- Data provided -
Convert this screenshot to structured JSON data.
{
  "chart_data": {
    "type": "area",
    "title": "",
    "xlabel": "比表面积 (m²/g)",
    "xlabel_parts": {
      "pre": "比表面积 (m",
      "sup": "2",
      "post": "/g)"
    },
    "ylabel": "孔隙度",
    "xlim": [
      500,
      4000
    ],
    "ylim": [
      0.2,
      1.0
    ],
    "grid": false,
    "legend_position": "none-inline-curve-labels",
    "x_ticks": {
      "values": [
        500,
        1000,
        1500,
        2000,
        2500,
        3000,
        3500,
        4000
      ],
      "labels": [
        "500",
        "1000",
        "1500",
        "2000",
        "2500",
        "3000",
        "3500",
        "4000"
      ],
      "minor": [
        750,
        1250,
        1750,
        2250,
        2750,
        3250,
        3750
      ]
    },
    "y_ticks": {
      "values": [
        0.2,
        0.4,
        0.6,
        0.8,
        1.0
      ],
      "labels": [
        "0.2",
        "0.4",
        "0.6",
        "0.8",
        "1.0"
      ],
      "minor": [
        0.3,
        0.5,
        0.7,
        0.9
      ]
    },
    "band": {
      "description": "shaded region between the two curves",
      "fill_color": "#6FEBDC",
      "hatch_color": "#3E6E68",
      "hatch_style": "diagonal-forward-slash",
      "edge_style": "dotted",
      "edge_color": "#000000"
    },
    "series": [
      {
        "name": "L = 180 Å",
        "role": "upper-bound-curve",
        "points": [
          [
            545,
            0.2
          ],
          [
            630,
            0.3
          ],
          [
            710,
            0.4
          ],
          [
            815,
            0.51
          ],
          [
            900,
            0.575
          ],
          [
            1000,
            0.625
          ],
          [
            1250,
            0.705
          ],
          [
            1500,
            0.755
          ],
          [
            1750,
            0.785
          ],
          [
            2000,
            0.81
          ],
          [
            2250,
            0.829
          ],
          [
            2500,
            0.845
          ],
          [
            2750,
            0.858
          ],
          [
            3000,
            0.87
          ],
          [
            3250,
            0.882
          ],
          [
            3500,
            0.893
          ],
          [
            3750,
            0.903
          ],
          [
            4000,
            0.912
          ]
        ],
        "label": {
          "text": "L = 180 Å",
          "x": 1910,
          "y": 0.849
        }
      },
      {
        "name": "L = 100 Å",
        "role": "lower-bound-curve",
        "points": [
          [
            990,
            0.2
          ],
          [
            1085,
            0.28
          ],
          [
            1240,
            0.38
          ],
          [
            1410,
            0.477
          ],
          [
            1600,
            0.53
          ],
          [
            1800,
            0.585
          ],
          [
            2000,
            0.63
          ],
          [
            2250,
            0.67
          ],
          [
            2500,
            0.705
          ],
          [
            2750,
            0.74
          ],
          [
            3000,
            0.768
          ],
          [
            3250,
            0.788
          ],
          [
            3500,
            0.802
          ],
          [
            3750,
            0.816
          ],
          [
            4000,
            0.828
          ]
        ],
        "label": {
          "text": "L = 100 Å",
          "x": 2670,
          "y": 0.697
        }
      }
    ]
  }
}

- Written problem -
Give an exact copy of all the data shown above.

- Finished answer -
Convert this screenshot to structured JSON data.
{
  "chart_data": {
    "type": "area",
    "title": "",
    "xlabel": "比表面积 (m²/g)",
    "xlabel_parts": {
      "pre": "比表面积 (m",
      "sup": "2",
      "post": "/g)"
    },
    "ylabel": "孔隙度",
    "xlim": [
      500,
      4000
    ],
    "ylim": [
      0.2,
      1.0
    ],
    "grid": false,
    "legend_position": "none-inline-curve-labels",
    "x_ticks": {
      "values": [
        500,
        1000,
        1500,
        2000,
        2500,
        3000,
        3500,
        4000
      ],
      "labels": [
        "500",
        "1000",
        "1500",
        "2000",
        "2500",
        "3000",
        "3500",
        "4000"
      ],
      "minor": [
        750,
        1250,
        1750,
        2250,
        2750,
        3250,
        3750
      ]
    },
    "y_ticks": {
      "values": [
        0.2,
        0.4,
        0.6,
        0.8,
        1.0
      ],
      "labels": [
        "0.2",
        "0.4",
        "0.6",
        "0.8",
        "1.0"
      ],
      "minor": [
        0.3,
        0.5,
        0.7,
        0.9
      ]
    },
    "band": {
      "description": "shaded region between the two curves",
      "fill_color": "#6FEBDC",
      "hatch_color": "#3E6E68",
      "hatch_style": "diagonal-forward-slash",
      "edge_style": "dotted",
      "edge_color": "#000000"
    },
    "series": [
      {
        "name": "L = 180 Å",
        "role": "upper-bound-curve",
        "points": [
          [
            545,
            0.2
          ],
          [
            630,
            0.3
          ],
          [
            710,
            0.4
          ],
          [
            815,
            0.51
          ],
          [
            900,
            0.575
          ],
          [
            1000,
            0.625
          ],
          [
            1250,
            0.705
          ],
          [
            1500,
            0.755
          ],
          [
            1750,
            0.785
          ],
          [
            2000,
            0.81
          ],
          [
            2250,
            0.829
          ],
          [
            2500,
            0.845
          ],
          [
            2750,
            0.858
          ],
          [
            3000,
            0.87
          ],
          [
            3250,
            0.882
          ],
          [
            3500,
            0.893
          ],
          [
            3750,
            0.903
          ],
          [
            4000,
            0.912
          ]
        ],
        "label": {
          "text": "L = 180 Å",
          "x": 1910,
          "y": 0.849
        }
      },
      {
        "name": "L = 100 Å",
        "role": "lower-bound-curve",
        "points": [
          [
            990,
            0.2
          ],
          [
            1085,
            0.28
          ],
          [
            1240,
            0.38
          ],
          [
            1410,
            0.477
          ],
          [
            1600,
            0.53
          ],
          [
            1800,
            0.585
          ],
          [
            2000,
            0.63
          ],
          [
            2250,
            0.67
          ],
          [
            2500,
            0.705
          ],
          [
            2750,
            0.74
          ],
          [
            3000,
            0.768
          ],
          [
            3250,
            0.788
          ],
          [
            3500,
            0.802
          ],
          [
            3750,
            0.816
          ],
          [
            4000,
            0.828
          ]
        ],
        "label": {
          "text": "L = 100 Å",
          "x": 2670,
          "y": 0.697
        }
      }
    ]
  }
}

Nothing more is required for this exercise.